_GIVEN REQUEST_. Copy the lines below word for word, from the first one through the line that contains "The back plate 82 is at (252, 328).", and leave out the pictures.
********
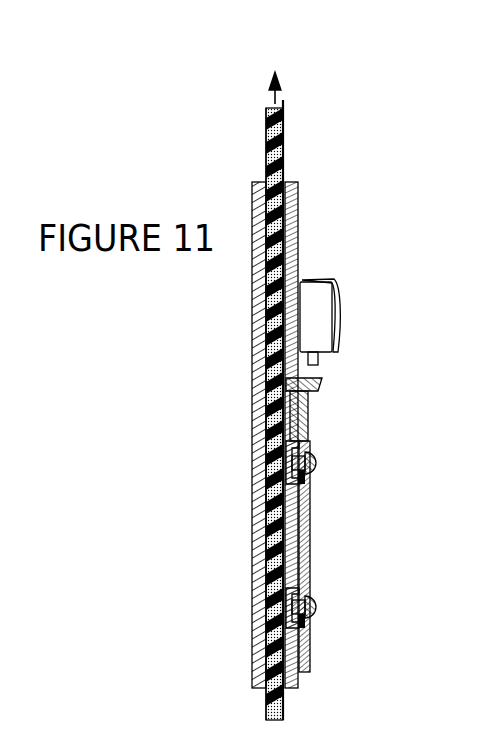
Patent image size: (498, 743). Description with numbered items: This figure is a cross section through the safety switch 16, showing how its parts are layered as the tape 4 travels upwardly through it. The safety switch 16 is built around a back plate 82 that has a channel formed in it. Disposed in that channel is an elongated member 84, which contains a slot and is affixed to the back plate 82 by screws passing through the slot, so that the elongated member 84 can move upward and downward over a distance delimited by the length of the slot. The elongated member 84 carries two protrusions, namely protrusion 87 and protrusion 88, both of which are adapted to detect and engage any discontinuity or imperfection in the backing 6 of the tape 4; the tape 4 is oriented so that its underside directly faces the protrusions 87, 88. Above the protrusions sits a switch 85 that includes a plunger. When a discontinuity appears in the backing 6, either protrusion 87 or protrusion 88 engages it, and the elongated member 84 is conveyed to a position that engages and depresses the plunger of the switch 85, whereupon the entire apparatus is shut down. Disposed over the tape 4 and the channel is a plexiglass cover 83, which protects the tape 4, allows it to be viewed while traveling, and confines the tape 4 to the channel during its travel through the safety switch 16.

The tape 4 is at (283, 128).
The backing 6 is at (318, 362).
The safety switch 16 is at (382, 210).
The back plate 82 is at (252, 328).
The plexiglass cover 83 is at (298, 196).
The elongated member 84 is at (310, 528).
The switch 85 is at (330, 298).
The protrusion 87 is at (306, 446).
The protrusion 88 is at (318, 392).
********
_RESPONSE TO THIS EXERCISE_.
Patent image size: (498, 743). Description with numbered items: This figure is a cross section through the safety switch 16, showing how its parts are layered as the tape 4 travels upwardly through it. The safety switch 16 is built around a back plate 82 that has a channel formed in it. Disposed in that channel is an elongated member 84, which contains a slot and is affixed to the back plate 82 by screws passing through the slot, so that the elongated member 84 can move upward and downward over a distance delimited by the length of the slot. The elongated member 84 carries two protrusions, namely protrusion 87 and protrusion 88, both of which are adapted to detect and engage any discontinuity or imperfection in the backing 6 of the tape 4; the tape 4 is oriented so that its underside directly faces the protrusions 87, 88. Above the protrusions sits a switch 85 that includes a plunger. When a discontinuity appears in the backing 6, either protrusion 87 or protrusion 88 engages it, and the elongated member 84 is conveyed to a position that engages and depresses the plunger of the switch 85, whereupon the entire apparatus is shut down. Disposed over the tape 4 and the channel is a plexiglass cover 83, which protects the tape 4, allows it to be viewed while traveling, and confines the tape 4 to the channel during its travel through the safety switch 16.

The tape 4 is at (283, 128).
The backing 6 is at (318, 362).
The safety switch 16 is at (382, 210).
The back plate 82 is at (252, 328).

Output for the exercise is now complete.